### Objective
Every line with the string "color" should be gathered.

### Records to use
* Start *
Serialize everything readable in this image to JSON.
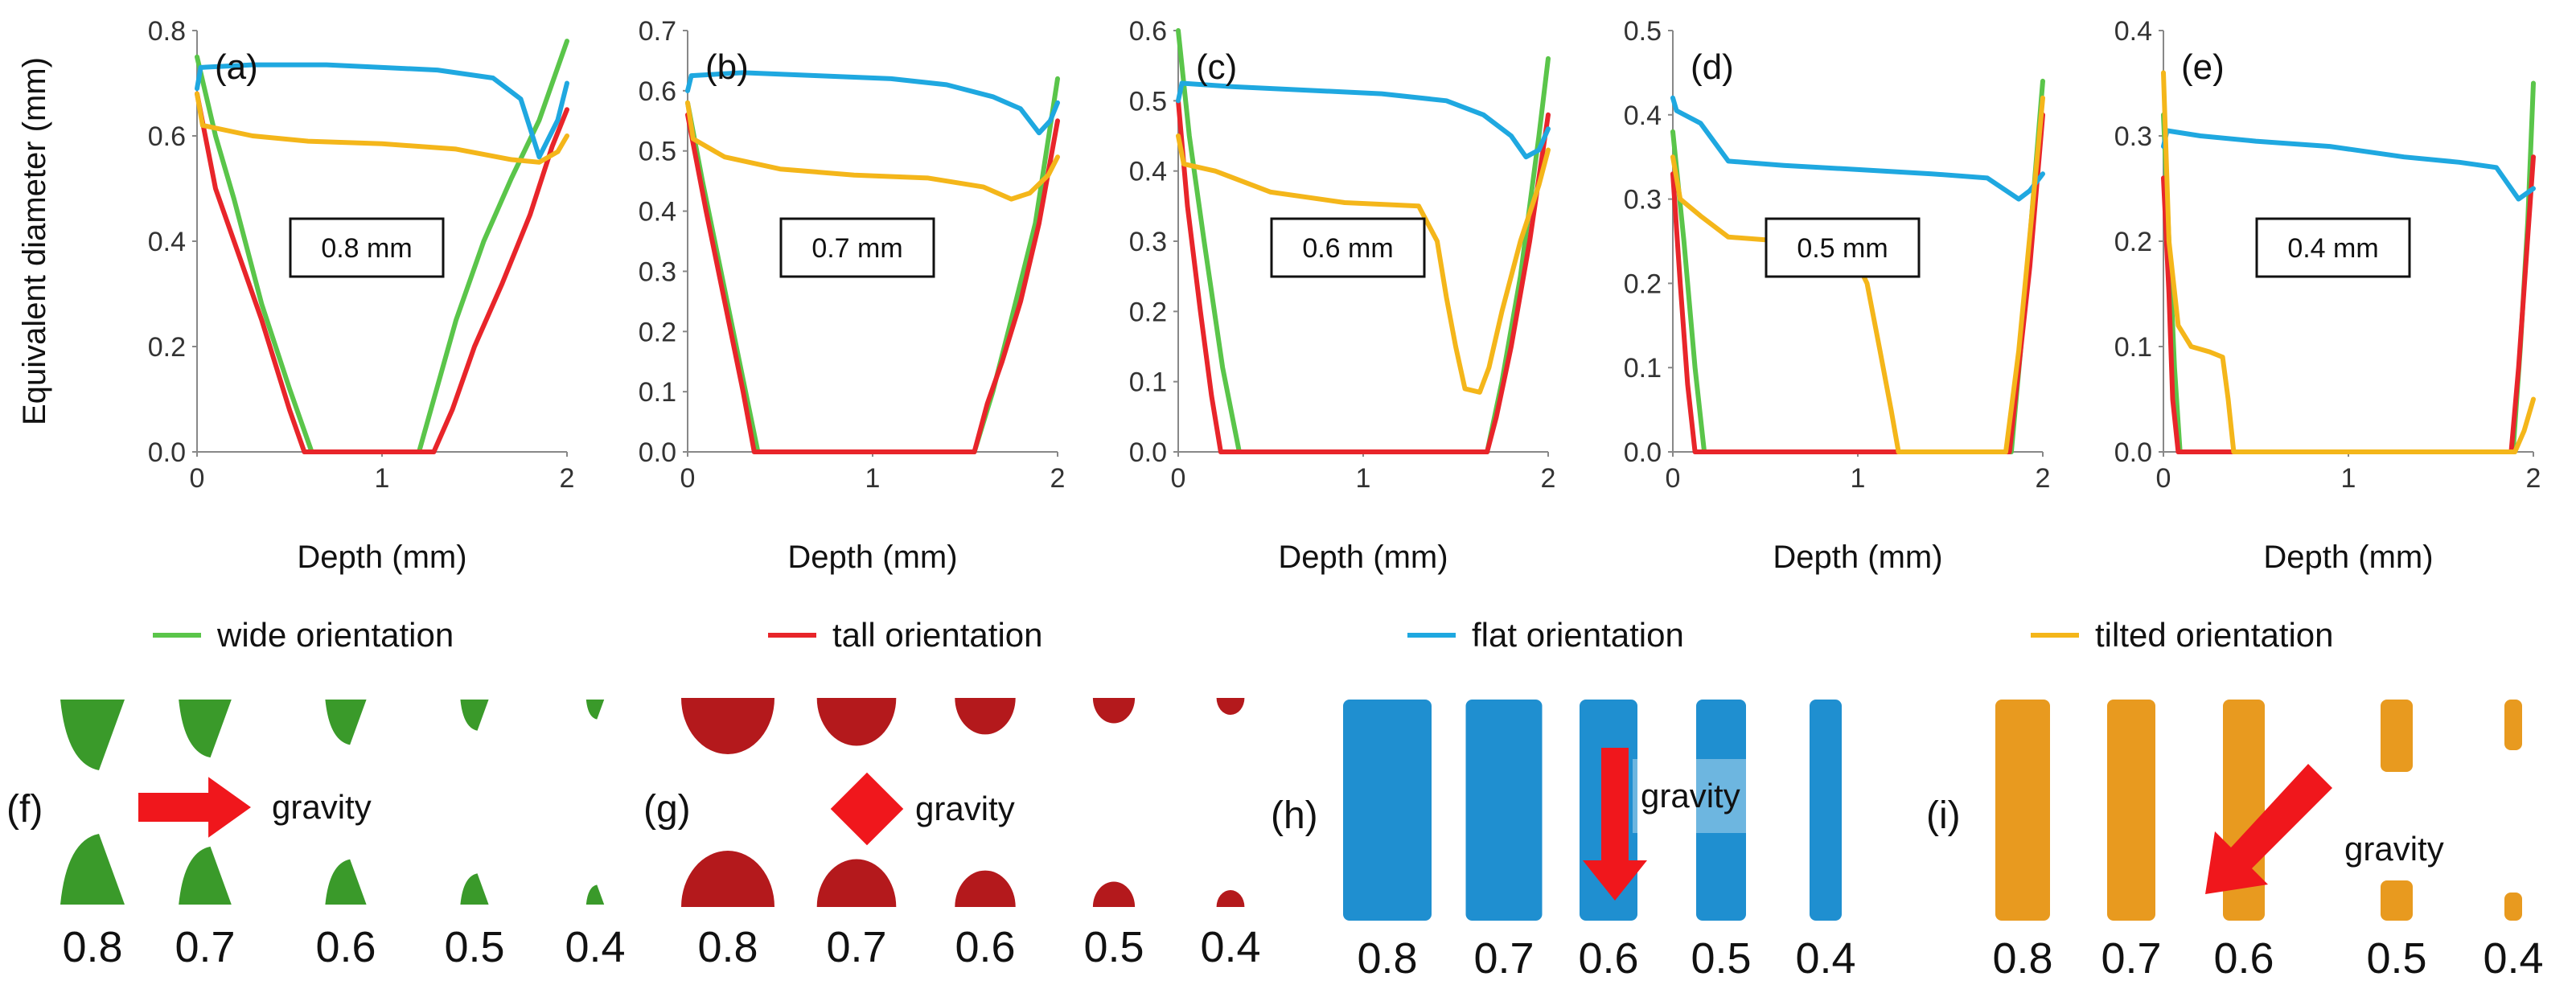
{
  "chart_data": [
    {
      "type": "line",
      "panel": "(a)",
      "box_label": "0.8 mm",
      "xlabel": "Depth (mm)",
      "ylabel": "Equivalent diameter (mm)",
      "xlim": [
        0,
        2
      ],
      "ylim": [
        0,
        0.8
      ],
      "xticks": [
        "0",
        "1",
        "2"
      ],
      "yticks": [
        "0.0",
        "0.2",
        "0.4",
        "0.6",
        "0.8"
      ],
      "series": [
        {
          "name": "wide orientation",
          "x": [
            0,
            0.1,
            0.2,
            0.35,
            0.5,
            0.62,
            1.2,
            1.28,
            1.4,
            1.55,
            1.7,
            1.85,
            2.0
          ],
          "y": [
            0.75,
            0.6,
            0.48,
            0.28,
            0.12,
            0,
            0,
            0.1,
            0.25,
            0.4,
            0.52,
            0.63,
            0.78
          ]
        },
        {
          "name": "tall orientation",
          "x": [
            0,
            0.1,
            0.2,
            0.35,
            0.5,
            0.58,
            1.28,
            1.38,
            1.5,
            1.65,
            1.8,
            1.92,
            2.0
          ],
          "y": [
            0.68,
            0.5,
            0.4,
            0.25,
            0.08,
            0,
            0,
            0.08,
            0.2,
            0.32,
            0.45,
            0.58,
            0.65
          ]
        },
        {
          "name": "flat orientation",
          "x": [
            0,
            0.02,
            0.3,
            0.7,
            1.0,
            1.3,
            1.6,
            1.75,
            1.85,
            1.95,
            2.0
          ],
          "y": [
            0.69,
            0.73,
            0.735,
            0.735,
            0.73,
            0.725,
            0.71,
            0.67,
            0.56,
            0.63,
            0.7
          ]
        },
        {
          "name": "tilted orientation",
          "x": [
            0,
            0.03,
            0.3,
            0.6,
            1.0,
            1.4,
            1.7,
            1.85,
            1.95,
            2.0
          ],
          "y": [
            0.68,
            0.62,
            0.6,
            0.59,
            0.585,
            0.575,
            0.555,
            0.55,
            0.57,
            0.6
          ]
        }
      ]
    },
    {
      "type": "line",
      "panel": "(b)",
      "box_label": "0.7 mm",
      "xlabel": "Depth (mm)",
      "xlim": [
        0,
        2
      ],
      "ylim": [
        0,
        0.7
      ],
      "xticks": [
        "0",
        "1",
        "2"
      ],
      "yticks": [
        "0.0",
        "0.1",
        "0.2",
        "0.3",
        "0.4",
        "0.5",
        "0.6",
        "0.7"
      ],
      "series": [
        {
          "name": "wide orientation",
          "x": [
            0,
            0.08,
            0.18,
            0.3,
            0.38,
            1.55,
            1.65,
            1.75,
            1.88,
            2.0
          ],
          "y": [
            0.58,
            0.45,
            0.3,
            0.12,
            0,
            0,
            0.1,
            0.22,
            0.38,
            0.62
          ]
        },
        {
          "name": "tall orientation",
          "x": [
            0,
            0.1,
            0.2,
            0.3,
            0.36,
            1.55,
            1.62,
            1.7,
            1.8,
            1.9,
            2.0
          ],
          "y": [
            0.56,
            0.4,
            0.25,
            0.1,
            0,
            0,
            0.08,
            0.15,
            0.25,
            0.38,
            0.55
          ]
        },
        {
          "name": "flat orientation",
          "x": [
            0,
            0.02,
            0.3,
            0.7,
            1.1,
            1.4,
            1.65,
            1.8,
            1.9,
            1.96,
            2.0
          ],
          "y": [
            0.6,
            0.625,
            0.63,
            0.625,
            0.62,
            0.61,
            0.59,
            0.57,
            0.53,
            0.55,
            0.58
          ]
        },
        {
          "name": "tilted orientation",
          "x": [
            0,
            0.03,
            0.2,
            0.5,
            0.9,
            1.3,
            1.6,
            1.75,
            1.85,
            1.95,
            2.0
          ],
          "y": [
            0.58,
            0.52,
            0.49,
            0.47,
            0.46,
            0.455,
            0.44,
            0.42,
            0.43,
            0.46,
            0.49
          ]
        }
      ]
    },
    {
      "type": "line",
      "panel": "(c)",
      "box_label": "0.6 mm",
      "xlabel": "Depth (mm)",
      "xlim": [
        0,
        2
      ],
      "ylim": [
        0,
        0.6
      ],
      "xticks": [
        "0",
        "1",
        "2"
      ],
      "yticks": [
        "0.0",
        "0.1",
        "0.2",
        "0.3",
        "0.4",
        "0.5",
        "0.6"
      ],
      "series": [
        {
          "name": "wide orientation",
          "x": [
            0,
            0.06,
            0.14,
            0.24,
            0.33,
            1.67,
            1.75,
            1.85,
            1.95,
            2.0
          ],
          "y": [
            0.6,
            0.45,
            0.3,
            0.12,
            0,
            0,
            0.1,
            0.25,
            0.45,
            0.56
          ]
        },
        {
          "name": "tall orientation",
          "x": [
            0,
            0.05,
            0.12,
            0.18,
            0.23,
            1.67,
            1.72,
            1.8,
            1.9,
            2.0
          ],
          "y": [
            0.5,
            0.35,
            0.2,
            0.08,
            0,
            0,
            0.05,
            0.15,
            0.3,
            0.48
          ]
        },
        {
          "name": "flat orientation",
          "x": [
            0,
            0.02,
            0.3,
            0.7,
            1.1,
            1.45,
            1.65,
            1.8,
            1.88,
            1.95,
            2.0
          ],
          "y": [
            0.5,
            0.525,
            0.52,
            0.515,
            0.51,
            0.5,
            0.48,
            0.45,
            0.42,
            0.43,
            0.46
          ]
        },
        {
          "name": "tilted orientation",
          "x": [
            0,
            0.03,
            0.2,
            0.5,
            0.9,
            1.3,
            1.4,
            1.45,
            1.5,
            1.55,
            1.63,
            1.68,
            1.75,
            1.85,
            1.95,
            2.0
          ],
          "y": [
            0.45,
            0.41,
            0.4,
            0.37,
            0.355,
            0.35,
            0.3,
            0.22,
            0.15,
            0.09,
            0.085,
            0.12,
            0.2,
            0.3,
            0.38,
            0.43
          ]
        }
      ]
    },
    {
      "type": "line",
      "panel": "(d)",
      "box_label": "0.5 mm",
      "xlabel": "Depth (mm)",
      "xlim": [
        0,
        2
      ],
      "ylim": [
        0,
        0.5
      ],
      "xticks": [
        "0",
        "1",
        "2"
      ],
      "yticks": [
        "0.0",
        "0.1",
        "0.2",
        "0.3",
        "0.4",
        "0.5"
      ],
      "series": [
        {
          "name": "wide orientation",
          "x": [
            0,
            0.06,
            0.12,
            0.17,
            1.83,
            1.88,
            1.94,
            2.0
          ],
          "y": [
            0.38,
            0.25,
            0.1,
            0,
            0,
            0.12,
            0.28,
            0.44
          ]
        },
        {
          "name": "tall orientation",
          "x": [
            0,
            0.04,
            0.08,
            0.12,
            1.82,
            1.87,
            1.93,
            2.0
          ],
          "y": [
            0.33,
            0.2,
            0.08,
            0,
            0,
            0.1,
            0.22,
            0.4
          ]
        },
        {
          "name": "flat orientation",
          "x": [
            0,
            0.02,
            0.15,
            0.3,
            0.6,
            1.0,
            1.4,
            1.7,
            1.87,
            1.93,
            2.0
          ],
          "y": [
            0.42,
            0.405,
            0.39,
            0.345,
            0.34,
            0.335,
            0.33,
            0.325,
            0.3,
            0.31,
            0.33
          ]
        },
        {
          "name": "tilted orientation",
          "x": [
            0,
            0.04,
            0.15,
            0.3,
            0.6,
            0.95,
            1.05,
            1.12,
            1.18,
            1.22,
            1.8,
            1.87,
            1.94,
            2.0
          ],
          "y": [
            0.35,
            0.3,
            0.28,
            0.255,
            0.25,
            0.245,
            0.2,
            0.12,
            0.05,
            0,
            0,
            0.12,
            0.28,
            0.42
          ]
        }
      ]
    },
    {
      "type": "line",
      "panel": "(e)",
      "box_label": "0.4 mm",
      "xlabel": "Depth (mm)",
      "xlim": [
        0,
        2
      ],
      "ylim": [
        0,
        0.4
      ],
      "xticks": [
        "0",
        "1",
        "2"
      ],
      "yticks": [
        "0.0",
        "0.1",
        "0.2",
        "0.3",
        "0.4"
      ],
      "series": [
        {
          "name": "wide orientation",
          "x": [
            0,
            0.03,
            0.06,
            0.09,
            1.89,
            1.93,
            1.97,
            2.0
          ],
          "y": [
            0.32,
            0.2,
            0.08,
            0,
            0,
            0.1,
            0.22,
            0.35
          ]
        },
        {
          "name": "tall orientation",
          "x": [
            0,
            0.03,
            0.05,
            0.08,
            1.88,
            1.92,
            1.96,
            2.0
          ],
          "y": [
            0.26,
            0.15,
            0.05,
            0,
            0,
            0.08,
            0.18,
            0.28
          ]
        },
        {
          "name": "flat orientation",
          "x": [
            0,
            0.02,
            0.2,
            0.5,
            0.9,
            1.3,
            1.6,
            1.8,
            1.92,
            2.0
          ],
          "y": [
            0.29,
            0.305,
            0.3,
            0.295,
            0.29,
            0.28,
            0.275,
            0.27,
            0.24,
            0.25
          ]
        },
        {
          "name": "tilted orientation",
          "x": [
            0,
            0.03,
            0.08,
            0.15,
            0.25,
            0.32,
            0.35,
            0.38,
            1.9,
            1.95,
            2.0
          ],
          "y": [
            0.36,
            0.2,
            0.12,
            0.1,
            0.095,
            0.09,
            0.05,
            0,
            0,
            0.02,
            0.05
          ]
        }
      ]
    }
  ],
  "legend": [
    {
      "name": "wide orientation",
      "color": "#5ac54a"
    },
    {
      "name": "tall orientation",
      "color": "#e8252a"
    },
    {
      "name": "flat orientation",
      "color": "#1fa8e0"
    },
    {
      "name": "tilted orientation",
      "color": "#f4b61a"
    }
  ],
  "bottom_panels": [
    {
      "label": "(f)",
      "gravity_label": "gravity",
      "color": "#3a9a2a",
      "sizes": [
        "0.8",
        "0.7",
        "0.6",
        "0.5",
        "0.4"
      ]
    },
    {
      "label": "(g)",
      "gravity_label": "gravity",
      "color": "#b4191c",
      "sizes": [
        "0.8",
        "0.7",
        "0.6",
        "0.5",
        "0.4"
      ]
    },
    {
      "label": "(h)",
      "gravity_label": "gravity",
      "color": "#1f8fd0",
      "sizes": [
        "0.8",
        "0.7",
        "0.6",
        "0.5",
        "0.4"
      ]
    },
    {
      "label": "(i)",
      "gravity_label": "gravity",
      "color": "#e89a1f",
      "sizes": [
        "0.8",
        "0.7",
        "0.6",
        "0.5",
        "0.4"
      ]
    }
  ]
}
* End *
### Exercise output
      "color": "#5ac54a"
      "color": "#e8252a"
      "color": "#1fa8e0"
      "color": "#f4b61a"
      "color": "#3a9a2a",
      "color": "#b4191c",
      "color": "#1f8fd0",
      "color": "#e89a1f",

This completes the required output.